## Page

The transformation of expression in digital form is not the magical outgrowth of some unseen force, nor the studied assemblage of minds to tackle a high-priority, high-profile problem (as was nuclear fission). It is the result of a handful of tinkerers, working on “what-if” research scenarios with little money or priority from their employers. They had no clear commercial application, indeed with no view of the radical transformation of culture they were about to unleash. The revolution, in other words, was a clever, challenging hack pulled off by people who were tenacious and smart about making stuff. And because so few did so much, you can actually learn their names and meet the people who made your tools possible.

Photographer David Friedman – a veteran photog from NYC who has a stunning series of portraits of inventors on his portfolio site – here visits Steven Sasson, the man who gave us the digital photo camera.

Inventor Portrait: Steven Sasson (Via Daring Fireball)

For yet more insights (if less artfully shot), see a 2010 interview by Kodak. Video:

Sasson, a Brooklyn-born electrical engineer, was given a simple challenge at Kodak. Could you make a camera out of solid state components and a CCD? We know the answer to that question in hindsight, of course. But at the time, it was no minor challenge. As Sasson told the Kodak company’s Plugged In blog in 2008:

It was a very small effort that started out as a general investigation of the imaging properties of CCD imagers that were just becoming available for experimentation. I thought it would be very interesting if I could build a still imaging camera around this new imager. From there I went to an all-digital implementation idea with the dream of demonstrating a camera that had no moving mechanical parts. I had no idea in the beginning how difficult it was to make this work, and if I knew, I might not have attempted it! It was a very small project with almost no budget and very few people knew we were working on it. We even had to clean out an unused back laboratory for some space. The situation was just about perfect to try something crazy.

See:
A Kodak Moment with Steve Sasson [Kodak Plugged In]
Steve Sasson & the World’s First Digital Camera at Chautauqua [Kodak A Thousand Words]

The result was a clunky but surprisingly functional camera. Yes, it recorded images to tape. And yes, Sasson even considered the quantity of exposures on a roll of film in limiting its storage capacity. But all the fundamentals of the modern camera were there, and the picture even looked decent.

## Set problem A
Which titles stand on lines of their own in the Sasson article? Give each one without the source name attached to it.
## Set problem B
Duplicate the passage in the Sasson article from "The result was" up to and including "even looked decent.".
The material after the Sasson article is not needed.

## Data shown
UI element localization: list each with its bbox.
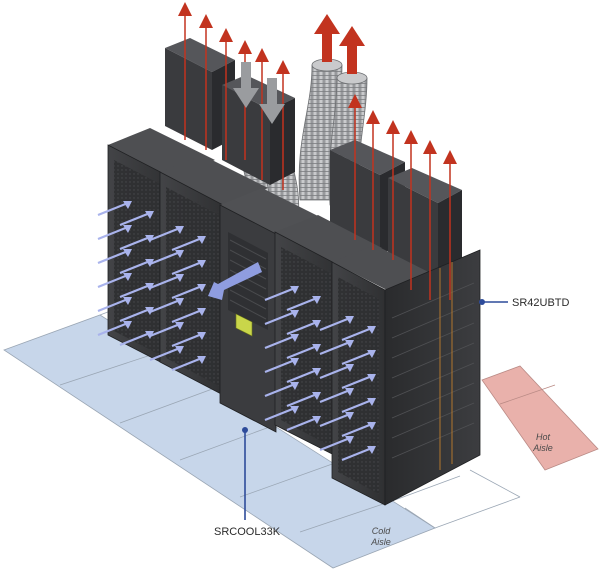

## Solution A
Inventor Portrait: Steven Sasson
A Kodak Moment with Steve Sasson
Steve Sasson & the World’s First Digital Camera at Chautauqua

## Solution B
The result was a clunky but surprisingly functional camera. Yes, it recorded images to tape. And yes, Sasson even considered the quantity of exposures on a roll of film in limiting its storage capacity. But all the fundamentals of the modern camera were there, and the picture even looked decent.